TEXT UNDER STUDY »
*** Begin section ***

Appendix B. In-Person Meetings

Improving the Measurement of Surgical Site Infection (SSI) Risk Stratification and Outcome Detection

Research Team Meeting at Intermountain Healthcare
36 South State Street, 16th Floor, IHCDR TWIV Room
Salt Lake City, UT 84111

20 November 2009

Attendees: Lucy Savitz, Connie Price, Walt Biffle, Susan Moore, Jason Scott, Russ Staheli, Josh Durfee, Pat Nechodom, Makoto Jones, Michael Rubin, Josh Spuhl, Scott Evans, Matt Saymore

Review of project goal

  • The inclusion of inpatient and outpatient procedures will be clarified in the workplan by Lucy.
  • The intent to maintain the scope of the project was discussed, for example, mapping the ICD-9 procedure codes to CPT codes within the proposed workplan.

Project management/Logistical discussion

  • Review of communication/support
    • Monthly reports to cover the 14th through the 13th of the months being reported.
    • Monthly calls with the CDC team on the 3rd Tuesday of every month at 12:00 pm MST
    • The coordination of a team call prior to the call with the CDC was requested.

*** End section ***

EXERCISES TO COMPLETE »
A. Duplicate everything in the surgical site infection meeting notes from "Review of project" down to "CDC was requested.".
B. In one to three sentences, explain what example the surgical site infection meeting notes give of keeping the project within its scope.
C. Supply the next part of the meeting notes on measuring surgical site infection risk, starting after their final line.
The entries have nothing to do with the meeting notes.

Stored data entries:
*** Begin section ***

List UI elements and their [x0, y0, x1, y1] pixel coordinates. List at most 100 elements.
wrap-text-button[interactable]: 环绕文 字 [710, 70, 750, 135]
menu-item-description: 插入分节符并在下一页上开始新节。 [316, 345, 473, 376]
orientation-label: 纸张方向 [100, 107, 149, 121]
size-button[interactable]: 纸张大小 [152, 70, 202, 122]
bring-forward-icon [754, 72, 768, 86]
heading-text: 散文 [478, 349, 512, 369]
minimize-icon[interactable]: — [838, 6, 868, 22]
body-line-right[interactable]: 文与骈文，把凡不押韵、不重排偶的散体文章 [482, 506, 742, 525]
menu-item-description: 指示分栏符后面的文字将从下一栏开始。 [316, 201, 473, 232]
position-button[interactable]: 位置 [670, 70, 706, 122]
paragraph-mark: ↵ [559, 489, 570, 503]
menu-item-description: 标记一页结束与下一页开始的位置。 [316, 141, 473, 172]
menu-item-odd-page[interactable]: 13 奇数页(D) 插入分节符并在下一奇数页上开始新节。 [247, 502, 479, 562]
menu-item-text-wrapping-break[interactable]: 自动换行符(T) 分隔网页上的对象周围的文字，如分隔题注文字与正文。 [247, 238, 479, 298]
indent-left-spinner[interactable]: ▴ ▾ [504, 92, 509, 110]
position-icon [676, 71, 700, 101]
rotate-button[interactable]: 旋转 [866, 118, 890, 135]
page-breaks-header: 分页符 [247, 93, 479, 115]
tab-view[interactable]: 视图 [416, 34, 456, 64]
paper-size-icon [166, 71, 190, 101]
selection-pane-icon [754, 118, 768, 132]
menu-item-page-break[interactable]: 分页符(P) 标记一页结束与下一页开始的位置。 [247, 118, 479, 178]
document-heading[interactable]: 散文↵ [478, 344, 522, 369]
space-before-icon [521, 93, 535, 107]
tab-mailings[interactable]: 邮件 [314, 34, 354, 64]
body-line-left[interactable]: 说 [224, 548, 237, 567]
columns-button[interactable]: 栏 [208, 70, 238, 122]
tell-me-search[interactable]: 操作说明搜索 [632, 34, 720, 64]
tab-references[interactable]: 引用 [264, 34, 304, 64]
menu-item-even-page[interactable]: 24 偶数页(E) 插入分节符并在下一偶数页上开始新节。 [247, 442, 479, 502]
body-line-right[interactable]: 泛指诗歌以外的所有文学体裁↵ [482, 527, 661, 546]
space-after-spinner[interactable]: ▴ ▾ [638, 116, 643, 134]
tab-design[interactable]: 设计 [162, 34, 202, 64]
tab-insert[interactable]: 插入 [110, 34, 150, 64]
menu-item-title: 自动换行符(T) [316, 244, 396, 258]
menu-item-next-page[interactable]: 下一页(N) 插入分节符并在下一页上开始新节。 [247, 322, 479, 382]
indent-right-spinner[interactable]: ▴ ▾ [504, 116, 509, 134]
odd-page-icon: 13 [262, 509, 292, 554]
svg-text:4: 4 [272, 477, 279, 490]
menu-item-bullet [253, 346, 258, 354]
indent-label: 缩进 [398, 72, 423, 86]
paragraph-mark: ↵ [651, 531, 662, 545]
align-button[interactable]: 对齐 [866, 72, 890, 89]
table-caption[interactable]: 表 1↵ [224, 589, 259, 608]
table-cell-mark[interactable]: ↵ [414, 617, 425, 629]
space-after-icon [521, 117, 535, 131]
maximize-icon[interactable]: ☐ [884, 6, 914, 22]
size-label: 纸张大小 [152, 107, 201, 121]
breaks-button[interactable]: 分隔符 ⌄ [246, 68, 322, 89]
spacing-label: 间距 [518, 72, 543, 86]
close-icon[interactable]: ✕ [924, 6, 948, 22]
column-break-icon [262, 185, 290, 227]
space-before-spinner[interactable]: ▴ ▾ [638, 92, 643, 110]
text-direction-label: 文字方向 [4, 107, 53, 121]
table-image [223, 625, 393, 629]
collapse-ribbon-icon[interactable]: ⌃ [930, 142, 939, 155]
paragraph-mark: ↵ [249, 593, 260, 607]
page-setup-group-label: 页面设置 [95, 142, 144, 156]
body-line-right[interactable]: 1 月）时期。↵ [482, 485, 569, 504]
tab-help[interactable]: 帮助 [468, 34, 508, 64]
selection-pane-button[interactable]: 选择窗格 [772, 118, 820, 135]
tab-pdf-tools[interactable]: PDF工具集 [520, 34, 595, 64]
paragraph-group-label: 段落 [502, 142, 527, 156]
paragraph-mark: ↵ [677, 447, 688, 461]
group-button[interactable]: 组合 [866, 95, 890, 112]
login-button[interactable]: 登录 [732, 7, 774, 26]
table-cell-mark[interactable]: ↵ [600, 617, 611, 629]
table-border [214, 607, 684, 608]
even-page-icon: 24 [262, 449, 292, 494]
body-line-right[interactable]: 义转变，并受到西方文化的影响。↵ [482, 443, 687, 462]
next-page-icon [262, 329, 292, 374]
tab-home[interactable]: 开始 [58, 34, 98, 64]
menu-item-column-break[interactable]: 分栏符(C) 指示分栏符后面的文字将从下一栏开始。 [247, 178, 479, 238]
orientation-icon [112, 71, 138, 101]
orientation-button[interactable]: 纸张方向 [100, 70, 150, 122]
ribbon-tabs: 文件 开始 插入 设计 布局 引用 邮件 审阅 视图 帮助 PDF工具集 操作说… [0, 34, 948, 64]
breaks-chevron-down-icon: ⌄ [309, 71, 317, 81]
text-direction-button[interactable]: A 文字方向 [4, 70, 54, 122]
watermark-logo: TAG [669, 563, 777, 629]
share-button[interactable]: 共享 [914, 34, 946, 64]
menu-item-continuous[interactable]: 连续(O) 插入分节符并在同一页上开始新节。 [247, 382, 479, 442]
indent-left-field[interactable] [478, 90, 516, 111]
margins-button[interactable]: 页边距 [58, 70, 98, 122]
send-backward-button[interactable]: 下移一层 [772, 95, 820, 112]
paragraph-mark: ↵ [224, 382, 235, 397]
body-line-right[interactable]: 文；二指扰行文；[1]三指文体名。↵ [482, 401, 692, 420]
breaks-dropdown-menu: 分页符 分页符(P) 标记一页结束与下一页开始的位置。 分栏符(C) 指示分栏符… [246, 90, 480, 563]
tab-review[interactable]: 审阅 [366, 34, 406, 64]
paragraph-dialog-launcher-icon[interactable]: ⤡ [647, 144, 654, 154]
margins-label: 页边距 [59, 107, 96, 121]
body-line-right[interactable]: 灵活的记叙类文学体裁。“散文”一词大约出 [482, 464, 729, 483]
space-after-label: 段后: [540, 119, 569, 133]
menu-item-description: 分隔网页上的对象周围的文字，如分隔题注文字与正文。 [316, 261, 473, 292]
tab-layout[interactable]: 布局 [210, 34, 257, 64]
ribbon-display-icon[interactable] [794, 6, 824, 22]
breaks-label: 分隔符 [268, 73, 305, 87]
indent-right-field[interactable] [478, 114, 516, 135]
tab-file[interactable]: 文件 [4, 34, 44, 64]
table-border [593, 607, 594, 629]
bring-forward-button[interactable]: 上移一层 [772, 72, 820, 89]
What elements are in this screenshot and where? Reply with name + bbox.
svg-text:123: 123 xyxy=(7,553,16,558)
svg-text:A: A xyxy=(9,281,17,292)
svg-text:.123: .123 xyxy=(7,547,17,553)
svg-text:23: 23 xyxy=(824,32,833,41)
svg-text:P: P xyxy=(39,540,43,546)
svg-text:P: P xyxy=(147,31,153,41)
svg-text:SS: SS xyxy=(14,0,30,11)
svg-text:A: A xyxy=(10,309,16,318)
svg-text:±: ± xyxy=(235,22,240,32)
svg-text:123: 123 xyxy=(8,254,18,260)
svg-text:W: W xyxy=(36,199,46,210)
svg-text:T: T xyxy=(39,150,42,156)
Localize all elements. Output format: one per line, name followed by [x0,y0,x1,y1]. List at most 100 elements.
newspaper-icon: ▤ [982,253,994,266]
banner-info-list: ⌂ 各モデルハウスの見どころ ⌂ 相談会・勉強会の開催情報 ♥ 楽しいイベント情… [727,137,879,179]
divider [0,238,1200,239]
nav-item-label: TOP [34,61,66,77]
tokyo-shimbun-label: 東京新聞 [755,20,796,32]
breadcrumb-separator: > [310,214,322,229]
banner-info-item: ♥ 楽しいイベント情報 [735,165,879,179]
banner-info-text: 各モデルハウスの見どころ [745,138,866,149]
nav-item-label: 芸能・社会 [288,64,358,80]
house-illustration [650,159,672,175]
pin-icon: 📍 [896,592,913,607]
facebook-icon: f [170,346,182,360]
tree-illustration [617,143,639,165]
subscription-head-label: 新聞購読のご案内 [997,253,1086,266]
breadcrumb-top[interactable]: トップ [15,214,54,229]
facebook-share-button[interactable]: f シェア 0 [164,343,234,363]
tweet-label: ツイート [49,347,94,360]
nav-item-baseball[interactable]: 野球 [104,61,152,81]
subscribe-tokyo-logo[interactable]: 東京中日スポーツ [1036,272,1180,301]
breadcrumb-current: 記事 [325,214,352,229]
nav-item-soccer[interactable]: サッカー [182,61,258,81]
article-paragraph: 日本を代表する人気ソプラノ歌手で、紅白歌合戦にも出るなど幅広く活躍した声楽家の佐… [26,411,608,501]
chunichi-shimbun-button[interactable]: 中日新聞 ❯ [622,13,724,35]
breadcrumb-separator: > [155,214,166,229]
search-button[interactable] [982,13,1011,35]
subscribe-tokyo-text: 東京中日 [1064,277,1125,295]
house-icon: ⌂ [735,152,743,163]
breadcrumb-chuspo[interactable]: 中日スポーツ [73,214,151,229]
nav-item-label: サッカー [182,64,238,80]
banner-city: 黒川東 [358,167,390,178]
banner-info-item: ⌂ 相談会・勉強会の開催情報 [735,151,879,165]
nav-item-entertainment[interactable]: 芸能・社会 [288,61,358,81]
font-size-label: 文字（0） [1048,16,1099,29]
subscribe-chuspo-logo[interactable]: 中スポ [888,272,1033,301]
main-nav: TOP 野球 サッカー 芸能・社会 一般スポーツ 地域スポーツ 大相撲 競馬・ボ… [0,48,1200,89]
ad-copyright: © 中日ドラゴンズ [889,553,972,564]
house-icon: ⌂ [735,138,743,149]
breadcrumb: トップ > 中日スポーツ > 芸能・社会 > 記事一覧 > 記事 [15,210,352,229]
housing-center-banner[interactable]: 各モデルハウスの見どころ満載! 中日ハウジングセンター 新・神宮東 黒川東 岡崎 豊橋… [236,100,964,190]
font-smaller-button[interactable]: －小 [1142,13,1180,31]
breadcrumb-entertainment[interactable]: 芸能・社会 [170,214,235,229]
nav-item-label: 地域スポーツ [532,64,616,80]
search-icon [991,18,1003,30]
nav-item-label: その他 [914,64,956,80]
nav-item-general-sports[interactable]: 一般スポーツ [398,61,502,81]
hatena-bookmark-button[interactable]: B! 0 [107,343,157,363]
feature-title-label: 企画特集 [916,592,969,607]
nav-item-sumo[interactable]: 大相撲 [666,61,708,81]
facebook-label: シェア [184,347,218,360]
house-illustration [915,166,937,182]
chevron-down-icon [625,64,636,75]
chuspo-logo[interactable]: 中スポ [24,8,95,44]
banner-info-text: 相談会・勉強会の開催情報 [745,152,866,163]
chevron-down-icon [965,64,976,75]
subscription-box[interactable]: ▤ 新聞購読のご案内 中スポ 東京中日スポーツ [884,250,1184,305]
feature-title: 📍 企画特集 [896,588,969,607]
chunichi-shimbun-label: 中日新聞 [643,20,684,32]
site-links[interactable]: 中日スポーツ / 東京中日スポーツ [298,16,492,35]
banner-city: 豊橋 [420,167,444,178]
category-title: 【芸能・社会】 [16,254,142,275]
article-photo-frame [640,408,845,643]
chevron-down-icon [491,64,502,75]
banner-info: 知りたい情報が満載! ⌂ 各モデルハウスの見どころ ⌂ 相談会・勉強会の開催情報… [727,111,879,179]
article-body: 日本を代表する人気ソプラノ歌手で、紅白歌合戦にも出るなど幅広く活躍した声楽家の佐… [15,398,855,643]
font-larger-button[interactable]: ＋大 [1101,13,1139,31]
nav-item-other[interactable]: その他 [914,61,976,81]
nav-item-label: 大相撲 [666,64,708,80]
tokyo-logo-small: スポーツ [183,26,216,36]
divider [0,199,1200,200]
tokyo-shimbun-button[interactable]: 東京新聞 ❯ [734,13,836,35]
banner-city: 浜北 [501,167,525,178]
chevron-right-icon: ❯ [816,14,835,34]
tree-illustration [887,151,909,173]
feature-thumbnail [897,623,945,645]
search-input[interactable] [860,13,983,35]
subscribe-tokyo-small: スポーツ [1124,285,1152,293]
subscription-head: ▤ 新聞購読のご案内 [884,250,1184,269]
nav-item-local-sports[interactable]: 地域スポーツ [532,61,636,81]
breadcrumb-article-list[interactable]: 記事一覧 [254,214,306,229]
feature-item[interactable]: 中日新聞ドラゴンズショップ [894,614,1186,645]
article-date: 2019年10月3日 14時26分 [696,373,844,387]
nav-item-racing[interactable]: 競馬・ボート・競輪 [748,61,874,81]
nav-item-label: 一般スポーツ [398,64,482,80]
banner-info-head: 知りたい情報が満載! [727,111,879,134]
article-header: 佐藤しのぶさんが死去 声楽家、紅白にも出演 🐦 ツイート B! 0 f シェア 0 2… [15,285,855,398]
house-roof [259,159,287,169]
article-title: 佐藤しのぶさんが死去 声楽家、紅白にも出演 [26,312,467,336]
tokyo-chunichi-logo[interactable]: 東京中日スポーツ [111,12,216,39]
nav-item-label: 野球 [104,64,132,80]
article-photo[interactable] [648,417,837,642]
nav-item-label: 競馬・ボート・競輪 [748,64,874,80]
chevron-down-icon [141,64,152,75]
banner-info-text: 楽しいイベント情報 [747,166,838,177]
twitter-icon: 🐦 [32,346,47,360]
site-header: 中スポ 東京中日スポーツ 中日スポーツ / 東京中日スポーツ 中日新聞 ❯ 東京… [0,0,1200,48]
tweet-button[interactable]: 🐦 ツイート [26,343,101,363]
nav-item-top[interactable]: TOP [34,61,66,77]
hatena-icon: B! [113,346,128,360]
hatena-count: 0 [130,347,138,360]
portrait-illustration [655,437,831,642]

*** End section ***

EXPECTED RESULTS »
A.
Review of project goal

  • The inclusion of inpatient and outpatient procedures will be clarified in the workplan by Lucy.
  • The intent to maintain the scope of the project was discussed, for example, mapping the ICD-9 procedure codes to CPT codes within the proposed workplan.

Project management/Logistical discussion

  • Review of communication/support
    • Monthly reports to cover the 14th through the 13th of the months being reported.
    • Monthly calls with the CDC team on the 3rd Tuesday of every month at 12:00 pm MST
    • The coordination of a team call prior to the call with the CDC was requested.

B. The notes give mapping the ICD-9 procedure codes to CPT codes within the proposed workplan as an example of maintaining the project's scope.

C.
      • Jason will work to set-up the team calls the week before the CDC calls
      • The team will review the project timeline and deadlines and update task progress during the calls

Business/Logistics

  • Status of Subcontracts- Susan is working to complete subcontracts with the organizations and is expecting finalization shortly.
  • Invoicing is to be reported monthly. Is it possible to report quarterly?

Task Status Reports

  • Task 2
    • (2.1) mapping the ICD-9 procedure codes to CPT codes- initial mapping from the SLC VAMC complete.
  • Task 3
    • (3.1) Evidence based risk factors- Scott is performing literature review and compiling a list of risk factors
      • Focus on patient factors
      • Breakdown modifiable vs. non-modifiable factors
      • Rank factors in order of importance
  • Task 4
    • The first focus group is scheduled at the Academic Surgical Conference in February 2010.
      • Walt is working on the planning and logistics of organizing the group.
      • Submit IRB review

Task Order No. 8
Improving the Measurement of Surgical Site Infection (SSI)
Risk Stratification and Outcome Detection

Appendix B Figure .gif

TWIV Conference Room
Key Bank Building
36 South State Street, 16th Floor
Salt Lake City, UT 84111

15 October 2010

Team Meeting
Agenda

9:00amConvene
9:30 - 10:00amReview of project milestones and deliverables
10:00 - 10:45amTask II
10:45 - 11:00amBreak
11:00 - NoonTask III
Noon - 1:00pmWorking lunch & discussion
1:00 - 2:00pmTeleconference with project officers (801-442-5800; 434097)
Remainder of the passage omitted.